▶ _Material provided_

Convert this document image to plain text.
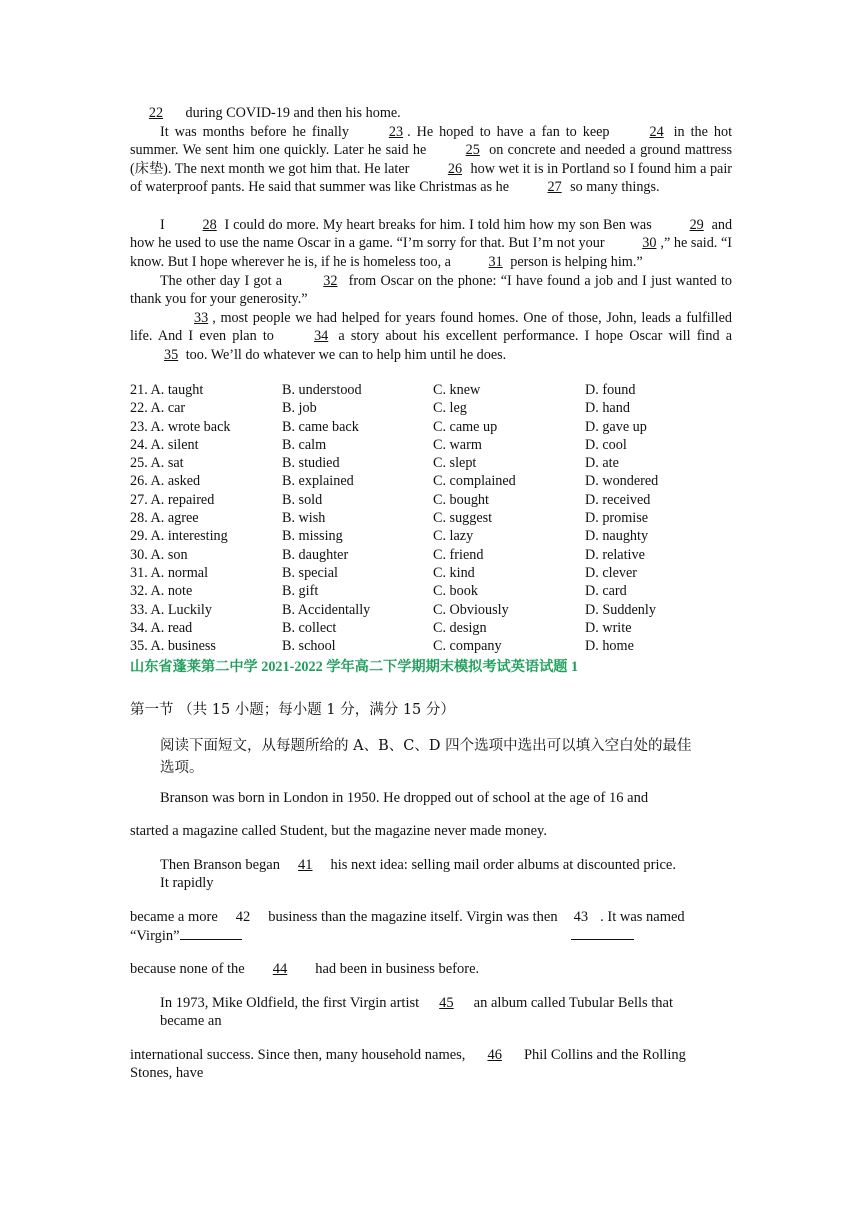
22 during COVID-19 and then his home.

It was months before he finally	23 . He hoped to have a fan to keep	24 in the hot summer. We sent him one quickly. Later he said he	25 on concrete and needed a ground mattress (床垫). The next month we got him that. He later	26 how wet it is in Portland so I found him a pair of waterproof pants. He said that summer was like Christmas as he	27 so many things.

I	28 I could do more. My heart breaks for him. I told him how my son Ben was	29 and how he used to use the name Oscar in a game. “I’m sorry for that. But I’m not your	30 ,” he said. “I know. But I hope wherever he is, if he is homeless too, a	31 person is helping him.”

The other day I got a	32 from Oscar on the phone: “I have found a job and I just wanted to thank you for your generosity.”

33 , most people we had helped for years found homes. One of those, John, leads a fulfilled life. And I even plan to	34 a story about his excellent performance. I hope Oscar will find a 35 too. We’ll do whatever we can to help him until he does.

21. A. taught	B. understood	C. knew	D. found
22. A. car	B. job	C. leg	D. hand
23. A. wrote back	B. came back	C. came up	D. gave up
24. A. silent	B. calm	C. warm	D. cool
25. A. sat	B. studied	C. slept	D. ate
26. A. asked	B. explained	C. complained	D. wondered
27. A. repaired	B. sold	C. bought	D. received
28. A. agree	B. wish	C. suggest	D. promise
29. A. interesting	B. missing	C. lazy	D. naughty
30. A. son	B. daughter	C. friend	D. relative
31. A. normal	B. special	C. kind	D. clever
32. A. note	B. gift	C. book	D. card
33. A. Luckily	B. Accidentally	C. Obviously	D. Suddenly
34. A. read	B. collect	C. design	D. write
35. A. business	B. school	C. company	D. home
山东省蓬莱第二中学 2021-2022 学年高二下学期期末模拟考试英语试题 1
第一节 （共 15 小题；每小题 1 分，满分 15 分）
阅读下面短文，从每题所给的 A、B、C、D 四个选项中选出可以填入空白处的最佳
选项。
Branson was born in London in 1950. He dropped out of school at the age of 16 and
started a magazine called Student, but the magazine never made money.
Then Branson began 41 his next idea: selling mail order albums at discounted price.
It rapidly
became a more 42 business than the magazine itself. Virgin was then 43 . It was named
“Virgin”
because none of the 44 had been in business before.
In 1973, Mike Oldfield, the first Virgin artist 45 an album called Tubular Bells that
became an
international success. Since then, many household names, 46 Phil Collins and the Rolling
Stones, have
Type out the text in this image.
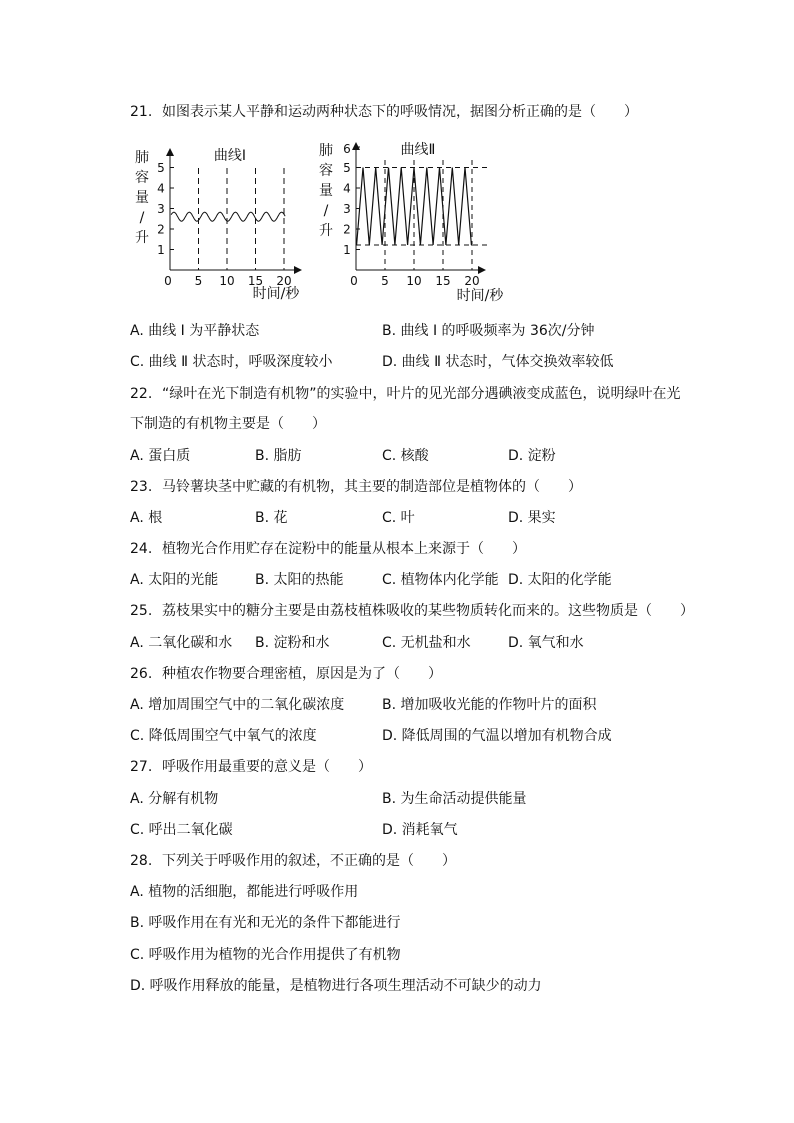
21. 如图表示某人平静和运动两种状态下的呼吸情况，据图分析正确的是（　　）
肺
容
量
/
升
肺
容
量
/
升
1
2
3
4
5
0 5 10 15 20
曲线Ⅰ
时间/秒
1
2
3
4
5
6
0 5 10 15 20
曲线Ⅱ
时间/秒
A. 曲线 I 为平静状态	B. 曲线 I 的呼吸频率为 36次/分钟
C. 曲线 Ⅱ 状态时，呼吸深度较小	D. 曲线 Ⅱ 状态时，气体交换效率较低
22. “绿叶在光下制造有机物”的实验中，叶片的见光部分遇碘液变成蓝色，说明绿叶在光
下制造的有机物主要是（　　）
A. 蛋白质	B. 脂肪	C. 核酸	D. 淀粉
23. 马铃薯块茎中贮藏的有机物，其主要的制造部位是植物体的（　　）
A. 根	B. 花	C. 叶	D. 果实
24. 植物光合作用贮存在淀粉中的能量从根本上来源于（　　）
A. 太阳的光能	B. 太阳的热能	C. 植物体内化学能 D. 太阳的化学能
25. 荔枝果实中的糖分主要是由荔枝植株吸收的某些物质转化而来的。这些物质是（　　）
A. 二氧化碳和水 B. 淀粉和水	C. 无机盐和水	D. 氧气和水
26. 种植农作物要合理密植，原因是为了（　　）
A. 增加周围空气中的二氧化碳浓度	B. 增加吸收光能的作物叶片的面积
C. 降低周围空气中氧气的浓度	D. 降低周围的气温以增加有机物合成
27. 呼吸作用最重要的意义是（　　）
A. 分解有机物	B. 为生命活动提供能量
C. 呼出二氧化碳	D. 消耗氧气
28. 下列关于呼吸作用的叙述，不正确的是（　　）
A. 植物的活细胞，都能进行呼吸作用
B. 呼吸作用在有光和无光的条件下都能进行
C. 呼吸作用为植物的光合作用提供了有机物
D. 呼吸作用释放的能量，是植物进行各项生理活动不可缺少的动力
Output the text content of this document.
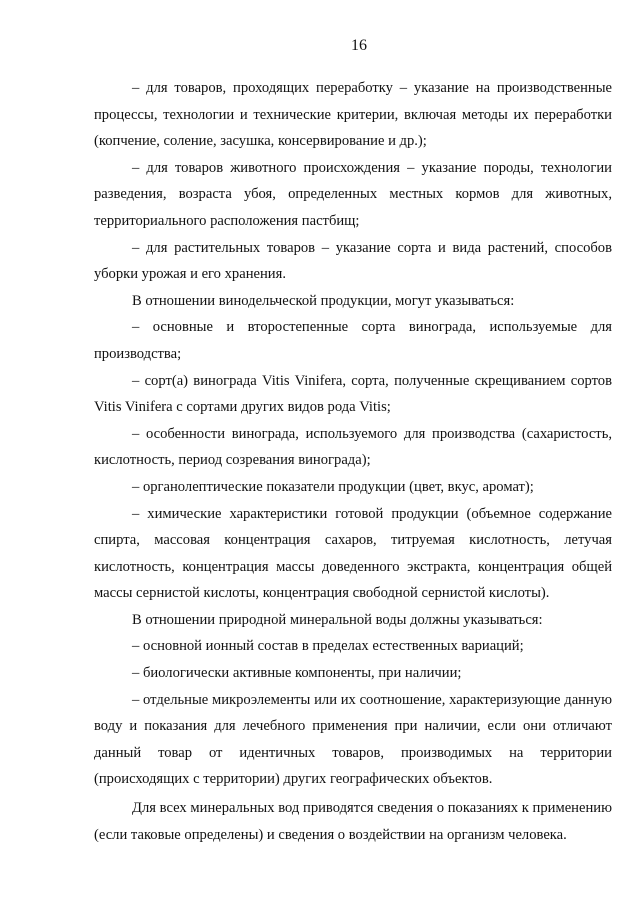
16

– для товаров, проходящих переработку – указание на производственные процессы, технологии и технические критерии, включая методы их переработки (копчение, соление, засушка, консервирование и др.);

– для товаров животного происхождения – указание породы, технологии разведения, возраста убоя, определенных местных кормов для животных, территориального расположения пастбищ;

– для растительных товаров – указание сорта и вида растений, способов уборки урожая и его хранения.

В отношении винодельческой продукции, могут указываться:

– основные и второстепенные сорта винограда, используемые для производства;

– сорт(а) винограда Vitis Vinifera, сорта, полученные скрещиванием сортов Vitis Vinifera с сортами других видов рода Vitis;

– особенности винограда, используемого для производства (сахаристость, кислотность, период созревания винограда);

– органолептические показатели продукции (цвет, вкус, аромат);

– химические характеристики готовой продукции (объемное содержание спирта, массовая концентрация сахаров, титруемая кислотность, летучая кислотность, концентрация массы доведенного экстракта, концентрация общей массы сернистой кислоты, концентрация свободной сернистой кислоты).

В отношении природной минеральной воды должны указываться:

– основной ионный состав в пределах естественных вариаций;

– биологически активные компоненты, при наличии;

– отдельные микроэлементы или их соотношение, характеризующие данную воду и показания для лечебного применения при наличии, если они отличают данный товар от идентичных товаров, производимых на территории (происходящих с территории) других географических объектов.

Для всех минеральных вод приводятся сведения о показаниях к применению (если таковые определены) и сведения о воздействии на организм человека.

▶ _Given instruction_
Which lines of the material contain the string "found"? List each of them.

▶ _Written response_
It was months before he finally	23 . He hoped to have a fan to keep	24 in the hot summer. We sent him one quickly. Later he said he	25 on concrete and needed a ground mattress (床垫). The next month we got him that. He later	26 how wet it is in Portland so I found him a pair of waterproof pants. He said that summer was like Christmas as he	27 so many things.
The other day I got a	32 from Oscar on the phone: “I have found a job and I just wanted to thank you for your generosity.”
33 , most people we had helped for years found homes. One of those, John, leads a fulfilled life. And I even plan to	34 a story about his excellent performance. I hope Oscar will find a 35 too. We’ll do whatever we can to help him until he does.
21. A. taught	B. understood	C. knew	D. found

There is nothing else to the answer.